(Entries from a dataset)
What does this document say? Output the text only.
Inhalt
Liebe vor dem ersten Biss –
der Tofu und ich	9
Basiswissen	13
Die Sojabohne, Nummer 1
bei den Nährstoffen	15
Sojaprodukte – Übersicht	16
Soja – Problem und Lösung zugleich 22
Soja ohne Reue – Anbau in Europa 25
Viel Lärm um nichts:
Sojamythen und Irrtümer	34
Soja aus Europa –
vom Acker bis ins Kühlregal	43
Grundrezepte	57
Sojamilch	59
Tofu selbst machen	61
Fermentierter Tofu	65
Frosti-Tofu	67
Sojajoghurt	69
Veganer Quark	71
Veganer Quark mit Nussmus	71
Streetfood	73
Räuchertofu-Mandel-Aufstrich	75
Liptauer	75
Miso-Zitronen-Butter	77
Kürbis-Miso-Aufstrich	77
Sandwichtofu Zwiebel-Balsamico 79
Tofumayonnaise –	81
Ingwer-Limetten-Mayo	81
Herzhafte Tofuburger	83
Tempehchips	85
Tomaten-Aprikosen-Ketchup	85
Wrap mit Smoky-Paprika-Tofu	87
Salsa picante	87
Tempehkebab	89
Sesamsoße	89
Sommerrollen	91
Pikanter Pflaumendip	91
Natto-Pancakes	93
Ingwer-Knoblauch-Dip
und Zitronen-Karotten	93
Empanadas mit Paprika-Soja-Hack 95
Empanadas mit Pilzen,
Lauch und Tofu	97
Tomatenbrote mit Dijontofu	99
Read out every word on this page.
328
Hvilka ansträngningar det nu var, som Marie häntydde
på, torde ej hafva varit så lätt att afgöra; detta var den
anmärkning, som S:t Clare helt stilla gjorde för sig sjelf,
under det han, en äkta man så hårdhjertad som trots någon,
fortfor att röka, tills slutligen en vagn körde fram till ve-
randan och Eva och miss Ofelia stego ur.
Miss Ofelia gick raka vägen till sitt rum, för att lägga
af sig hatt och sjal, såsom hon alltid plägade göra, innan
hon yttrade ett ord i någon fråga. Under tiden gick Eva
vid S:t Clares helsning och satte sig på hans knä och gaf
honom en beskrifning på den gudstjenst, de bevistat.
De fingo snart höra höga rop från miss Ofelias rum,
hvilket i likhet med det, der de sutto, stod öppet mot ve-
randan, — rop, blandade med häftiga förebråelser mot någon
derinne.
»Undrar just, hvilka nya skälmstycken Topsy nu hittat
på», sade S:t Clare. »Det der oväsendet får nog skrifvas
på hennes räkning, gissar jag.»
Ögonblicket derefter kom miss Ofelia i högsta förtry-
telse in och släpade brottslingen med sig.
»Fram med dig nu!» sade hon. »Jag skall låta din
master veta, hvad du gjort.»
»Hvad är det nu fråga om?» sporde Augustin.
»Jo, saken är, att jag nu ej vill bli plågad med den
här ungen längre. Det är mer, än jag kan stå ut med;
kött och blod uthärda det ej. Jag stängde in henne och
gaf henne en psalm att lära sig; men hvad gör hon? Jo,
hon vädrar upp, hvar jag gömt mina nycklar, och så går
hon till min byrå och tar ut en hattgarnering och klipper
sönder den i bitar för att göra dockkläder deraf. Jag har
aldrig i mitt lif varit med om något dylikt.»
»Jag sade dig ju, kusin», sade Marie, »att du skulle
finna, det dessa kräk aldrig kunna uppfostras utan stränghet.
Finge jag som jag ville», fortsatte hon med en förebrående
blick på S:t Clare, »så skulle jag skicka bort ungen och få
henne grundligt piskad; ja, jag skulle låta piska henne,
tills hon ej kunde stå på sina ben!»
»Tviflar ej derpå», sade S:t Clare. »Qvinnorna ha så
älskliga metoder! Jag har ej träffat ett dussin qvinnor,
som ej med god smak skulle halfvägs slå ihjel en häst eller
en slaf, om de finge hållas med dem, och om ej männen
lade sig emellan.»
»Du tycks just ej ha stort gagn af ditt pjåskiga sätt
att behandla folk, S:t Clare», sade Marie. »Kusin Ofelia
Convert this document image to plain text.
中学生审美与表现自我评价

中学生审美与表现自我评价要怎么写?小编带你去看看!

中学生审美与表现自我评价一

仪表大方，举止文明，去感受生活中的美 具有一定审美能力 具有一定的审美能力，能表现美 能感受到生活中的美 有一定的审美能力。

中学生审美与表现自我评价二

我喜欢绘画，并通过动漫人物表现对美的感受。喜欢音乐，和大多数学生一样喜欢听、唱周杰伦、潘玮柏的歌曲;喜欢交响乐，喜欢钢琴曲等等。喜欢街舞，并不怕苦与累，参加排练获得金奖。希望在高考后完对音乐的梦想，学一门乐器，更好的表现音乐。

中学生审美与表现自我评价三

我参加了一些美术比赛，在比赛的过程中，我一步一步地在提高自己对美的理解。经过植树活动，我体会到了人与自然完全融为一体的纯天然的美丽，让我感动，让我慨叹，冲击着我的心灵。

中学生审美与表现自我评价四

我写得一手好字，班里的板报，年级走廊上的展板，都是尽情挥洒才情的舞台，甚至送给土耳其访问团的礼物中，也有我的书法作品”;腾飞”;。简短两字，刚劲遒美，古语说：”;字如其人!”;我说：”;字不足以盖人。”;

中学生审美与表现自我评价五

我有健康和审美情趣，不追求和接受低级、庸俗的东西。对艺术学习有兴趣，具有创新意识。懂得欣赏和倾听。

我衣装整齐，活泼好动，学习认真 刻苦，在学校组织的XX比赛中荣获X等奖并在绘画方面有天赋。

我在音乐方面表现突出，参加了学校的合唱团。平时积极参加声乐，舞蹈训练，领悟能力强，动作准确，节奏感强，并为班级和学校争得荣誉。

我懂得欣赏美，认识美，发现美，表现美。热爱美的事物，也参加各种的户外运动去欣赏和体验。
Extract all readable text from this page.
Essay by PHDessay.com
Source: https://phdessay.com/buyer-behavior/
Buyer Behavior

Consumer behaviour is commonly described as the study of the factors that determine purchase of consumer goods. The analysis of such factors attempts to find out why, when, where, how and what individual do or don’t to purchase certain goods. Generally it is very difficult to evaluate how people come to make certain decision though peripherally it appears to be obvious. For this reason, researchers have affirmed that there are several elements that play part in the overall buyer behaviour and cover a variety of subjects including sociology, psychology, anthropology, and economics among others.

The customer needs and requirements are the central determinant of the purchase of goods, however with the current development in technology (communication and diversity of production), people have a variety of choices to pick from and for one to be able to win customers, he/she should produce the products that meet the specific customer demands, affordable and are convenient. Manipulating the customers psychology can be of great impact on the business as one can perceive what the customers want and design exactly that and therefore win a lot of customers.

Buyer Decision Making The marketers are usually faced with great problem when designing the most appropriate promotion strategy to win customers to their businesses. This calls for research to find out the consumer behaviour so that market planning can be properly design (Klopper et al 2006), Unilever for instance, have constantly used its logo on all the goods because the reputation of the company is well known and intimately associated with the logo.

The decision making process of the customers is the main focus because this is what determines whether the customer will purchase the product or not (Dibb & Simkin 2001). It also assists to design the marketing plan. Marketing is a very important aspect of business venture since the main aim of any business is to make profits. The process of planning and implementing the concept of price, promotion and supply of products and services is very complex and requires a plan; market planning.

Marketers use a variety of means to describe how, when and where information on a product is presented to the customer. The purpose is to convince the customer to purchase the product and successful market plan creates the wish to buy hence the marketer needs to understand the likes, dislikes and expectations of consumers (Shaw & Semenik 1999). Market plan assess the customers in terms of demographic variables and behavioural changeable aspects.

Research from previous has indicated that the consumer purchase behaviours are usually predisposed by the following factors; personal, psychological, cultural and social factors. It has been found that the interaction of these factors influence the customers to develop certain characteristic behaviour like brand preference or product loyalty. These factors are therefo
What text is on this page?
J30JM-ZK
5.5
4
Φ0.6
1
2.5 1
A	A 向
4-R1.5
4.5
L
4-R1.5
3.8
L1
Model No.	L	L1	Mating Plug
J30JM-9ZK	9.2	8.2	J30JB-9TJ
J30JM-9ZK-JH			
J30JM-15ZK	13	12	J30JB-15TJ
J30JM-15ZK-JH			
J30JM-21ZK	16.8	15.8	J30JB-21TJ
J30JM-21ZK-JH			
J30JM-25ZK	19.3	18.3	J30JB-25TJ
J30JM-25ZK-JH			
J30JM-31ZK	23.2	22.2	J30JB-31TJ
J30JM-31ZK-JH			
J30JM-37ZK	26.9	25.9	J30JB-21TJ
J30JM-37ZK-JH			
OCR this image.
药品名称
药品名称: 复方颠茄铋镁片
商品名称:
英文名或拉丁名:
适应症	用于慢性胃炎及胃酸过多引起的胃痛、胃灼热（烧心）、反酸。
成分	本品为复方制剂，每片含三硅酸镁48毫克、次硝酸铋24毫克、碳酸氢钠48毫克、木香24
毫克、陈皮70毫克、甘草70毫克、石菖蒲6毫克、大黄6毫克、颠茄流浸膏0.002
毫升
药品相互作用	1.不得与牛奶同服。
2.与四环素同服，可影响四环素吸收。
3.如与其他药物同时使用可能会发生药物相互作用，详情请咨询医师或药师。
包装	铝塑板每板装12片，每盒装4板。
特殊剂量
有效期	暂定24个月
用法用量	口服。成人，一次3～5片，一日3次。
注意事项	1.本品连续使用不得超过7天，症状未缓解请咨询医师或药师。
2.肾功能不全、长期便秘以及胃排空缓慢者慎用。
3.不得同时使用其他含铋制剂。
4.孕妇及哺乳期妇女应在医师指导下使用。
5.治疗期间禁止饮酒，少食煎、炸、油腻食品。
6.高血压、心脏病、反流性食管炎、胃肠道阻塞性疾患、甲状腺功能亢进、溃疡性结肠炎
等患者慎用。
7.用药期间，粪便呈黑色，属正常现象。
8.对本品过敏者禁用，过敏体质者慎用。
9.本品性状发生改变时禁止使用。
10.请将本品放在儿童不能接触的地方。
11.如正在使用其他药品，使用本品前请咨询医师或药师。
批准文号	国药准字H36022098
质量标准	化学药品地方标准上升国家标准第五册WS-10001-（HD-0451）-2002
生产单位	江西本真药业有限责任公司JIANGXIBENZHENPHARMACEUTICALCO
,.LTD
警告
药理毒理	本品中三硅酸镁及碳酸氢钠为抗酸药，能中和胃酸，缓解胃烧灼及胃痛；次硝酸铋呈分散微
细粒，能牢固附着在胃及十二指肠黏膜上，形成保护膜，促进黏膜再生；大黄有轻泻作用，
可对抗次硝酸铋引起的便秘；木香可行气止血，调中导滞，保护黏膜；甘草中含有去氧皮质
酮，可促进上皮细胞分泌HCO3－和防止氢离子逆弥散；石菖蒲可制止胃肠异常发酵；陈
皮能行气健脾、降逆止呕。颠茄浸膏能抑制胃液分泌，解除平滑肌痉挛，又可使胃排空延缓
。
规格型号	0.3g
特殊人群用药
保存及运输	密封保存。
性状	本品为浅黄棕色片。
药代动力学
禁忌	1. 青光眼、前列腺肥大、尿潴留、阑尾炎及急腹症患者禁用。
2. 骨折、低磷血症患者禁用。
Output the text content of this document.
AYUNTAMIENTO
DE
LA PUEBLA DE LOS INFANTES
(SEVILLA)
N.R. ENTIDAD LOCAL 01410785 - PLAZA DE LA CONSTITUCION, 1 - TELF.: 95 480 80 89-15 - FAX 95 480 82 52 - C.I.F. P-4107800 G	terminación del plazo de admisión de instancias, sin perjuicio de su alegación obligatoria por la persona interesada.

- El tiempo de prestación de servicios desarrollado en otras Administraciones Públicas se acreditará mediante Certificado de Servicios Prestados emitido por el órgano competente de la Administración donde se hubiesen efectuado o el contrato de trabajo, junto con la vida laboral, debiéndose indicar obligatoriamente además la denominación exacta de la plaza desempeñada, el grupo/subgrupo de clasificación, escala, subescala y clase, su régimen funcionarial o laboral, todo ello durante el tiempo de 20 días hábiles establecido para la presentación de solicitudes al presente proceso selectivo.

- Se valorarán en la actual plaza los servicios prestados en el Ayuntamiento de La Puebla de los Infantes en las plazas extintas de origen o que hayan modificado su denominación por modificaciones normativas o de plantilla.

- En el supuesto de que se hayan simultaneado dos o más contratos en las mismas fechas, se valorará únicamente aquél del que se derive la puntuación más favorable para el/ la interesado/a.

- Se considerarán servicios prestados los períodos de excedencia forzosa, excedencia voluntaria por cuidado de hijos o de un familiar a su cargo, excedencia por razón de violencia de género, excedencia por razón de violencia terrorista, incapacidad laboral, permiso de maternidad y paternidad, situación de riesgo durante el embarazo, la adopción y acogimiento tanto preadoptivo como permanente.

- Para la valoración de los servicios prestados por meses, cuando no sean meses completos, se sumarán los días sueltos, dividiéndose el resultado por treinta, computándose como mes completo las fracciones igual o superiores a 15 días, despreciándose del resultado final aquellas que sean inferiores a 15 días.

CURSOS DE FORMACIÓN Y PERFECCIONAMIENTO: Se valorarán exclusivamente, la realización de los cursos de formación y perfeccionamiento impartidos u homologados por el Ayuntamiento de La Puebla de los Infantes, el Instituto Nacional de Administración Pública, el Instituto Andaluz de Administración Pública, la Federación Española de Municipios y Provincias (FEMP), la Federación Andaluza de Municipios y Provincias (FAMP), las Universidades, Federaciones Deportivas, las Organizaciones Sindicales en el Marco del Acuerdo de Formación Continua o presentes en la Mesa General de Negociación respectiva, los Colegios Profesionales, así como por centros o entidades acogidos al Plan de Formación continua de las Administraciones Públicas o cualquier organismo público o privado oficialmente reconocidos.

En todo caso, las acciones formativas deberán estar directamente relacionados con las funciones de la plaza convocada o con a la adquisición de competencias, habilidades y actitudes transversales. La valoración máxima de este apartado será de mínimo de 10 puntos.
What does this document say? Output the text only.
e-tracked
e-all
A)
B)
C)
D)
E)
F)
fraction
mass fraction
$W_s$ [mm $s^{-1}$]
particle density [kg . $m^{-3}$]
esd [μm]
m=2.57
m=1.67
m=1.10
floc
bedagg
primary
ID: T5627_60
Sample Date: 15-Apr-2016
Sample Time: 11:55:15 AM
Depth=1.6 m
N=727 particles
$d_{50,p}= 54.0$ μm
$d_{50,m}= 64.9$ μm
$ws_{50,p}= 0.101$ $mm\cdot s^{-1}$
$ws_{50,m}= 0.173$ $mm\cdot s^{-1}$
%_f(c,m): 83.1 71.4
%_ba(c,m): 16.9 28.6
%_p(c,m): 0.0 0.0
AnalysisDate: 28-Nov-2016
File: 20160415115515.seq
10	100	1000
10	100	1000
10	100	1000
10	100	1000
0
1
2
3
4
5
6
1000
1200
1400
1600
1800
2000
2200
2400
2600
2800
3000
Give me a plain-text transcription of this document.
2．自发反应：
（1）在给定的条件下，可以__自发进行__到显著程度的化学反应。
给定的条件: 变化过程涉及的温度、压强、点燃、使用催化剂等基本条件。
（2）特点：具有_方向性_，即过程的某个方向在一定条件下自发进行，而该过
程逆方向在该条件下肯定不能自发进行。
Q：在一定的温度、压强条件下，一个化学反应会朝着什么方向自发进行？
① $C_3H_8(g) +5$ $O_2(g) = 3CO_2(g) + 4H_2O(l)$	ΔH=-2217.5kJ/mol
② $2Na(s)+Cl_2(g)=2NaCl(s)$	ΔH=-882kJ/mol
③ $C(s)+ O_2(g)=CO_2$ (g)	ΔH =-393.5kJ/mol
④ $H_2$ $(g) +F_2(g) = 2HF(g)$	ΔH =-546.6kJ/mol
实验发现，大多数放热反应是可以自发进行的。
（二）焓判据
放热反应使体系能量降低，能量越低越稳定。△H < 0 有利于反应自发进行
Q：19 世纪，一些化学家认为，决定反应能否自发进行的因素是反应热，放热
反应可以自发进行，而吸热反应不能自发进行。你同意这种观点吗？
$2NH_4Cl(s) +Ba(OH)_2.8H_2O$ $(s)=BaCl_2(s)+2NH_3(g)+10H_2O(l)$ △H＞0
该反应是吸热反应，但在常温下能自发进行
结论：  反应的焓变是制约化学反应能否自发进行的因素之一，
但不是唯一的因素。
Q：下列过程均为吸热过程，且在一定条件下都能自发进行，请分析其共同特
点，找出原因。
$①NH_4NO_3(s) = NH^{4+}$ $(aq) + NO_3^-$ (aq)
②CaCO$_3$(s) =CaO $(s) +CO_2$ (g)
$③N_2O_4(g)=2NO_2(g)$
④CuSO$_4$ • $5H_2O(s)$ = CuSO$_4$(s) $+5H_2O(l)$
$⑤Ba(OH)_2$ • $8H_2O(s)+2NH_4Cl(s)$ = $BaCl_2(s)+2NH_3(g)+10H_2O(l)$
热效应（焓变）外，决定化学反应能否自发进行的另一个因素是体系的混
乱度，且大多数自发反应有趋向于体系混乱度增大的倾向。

## PROBLEM TO SOLVE:
Only the lines from the one containing "Give me a plain-text" to the end of the data should be printed, exactly as they stand.

## RESPONSE:
Give me a plain-text transcription of this document.
2．自发反应：
（1）在给定的条件下，可以__自发进行__到显著程度的化学反应。
给定的条件: 变化过程涉及的温度、压强、点燃、使用催化剂等基本条件。
（2）特点：具有_方向性_，即过程的某个方向在一定条件下自发进行，而该过
程逆方向在该条件下肯定不能自发进行。
Q：在一定的温度、压强条件下，一个化学反应会朝着什么方向自发进行？
① $C_3H_8(g) +5$ $O_2(g) = 3CO_2(g) + 4H_2O(l)$	ΔH=-2217.5kJ/mol
② $2Na(s)+Cl_2(g)=2NaCl(s)$	ΔH=-882kJ/mol
③ $C(s)+ O_2(g)=CO_2$ (g)	ΔH =-393.5kJ/mol
④ $H_2$ $(g) +F_2(g) = 2HF(g)$	ΔH =-546.6kJ/mol
实验发现，大多数放热反应是可以自发进行的。
（二）焓判据
放热反应使体系能量降低，能量越低越稳定。△H < 0 有利于反应自发进行
Q：19 世纪，一些化学家认为，决定反应能否自发进行的因素是反应热，放热
反应可以自发进行，而吸热反应不能自发进行。你同意这种观点吗？
$2NH_4Cl(s) +Ba(OH)_2.8H_2O$ $(s)=BaCl_2(s)+2NH_3(g)+10H_2O(l)$ △H＞0
该反应是吸热反应，但在常温下能自发进行
结论：  反应的焓变是制约化学反应能否自发进行的因素之一，
但不是唯一的因素。
Q：下列过程均为吸热过程，且在一定条件下都能自发进行，请分析其共同特
点，找出原因。
$①NH_4NO_3(s) = NH^{4+}$ $(aq) + NO_3^-$ (aq)
②CaCO$_3$(s) =CaO $(s) +CO_2$ (g)
$③N_2O_4(g)=2NO_2(g)$
④CuSO$_4$ • $5H_2O(s)$ = CuSO$_4$(s) $+5H_2O(l)$
$⑤Ba(OH)_2$ • $8H_2O(s)+2NH_4Cl(s)$ = $BaCl_2(s)+2NH_3(g)+10H_2O(l)$
热效应（焓变）外，决定化学反应能否自发进行的另一个因素是体系的混
乱度，且大多数自发反应有趋向于体系混乱度增大的倾向。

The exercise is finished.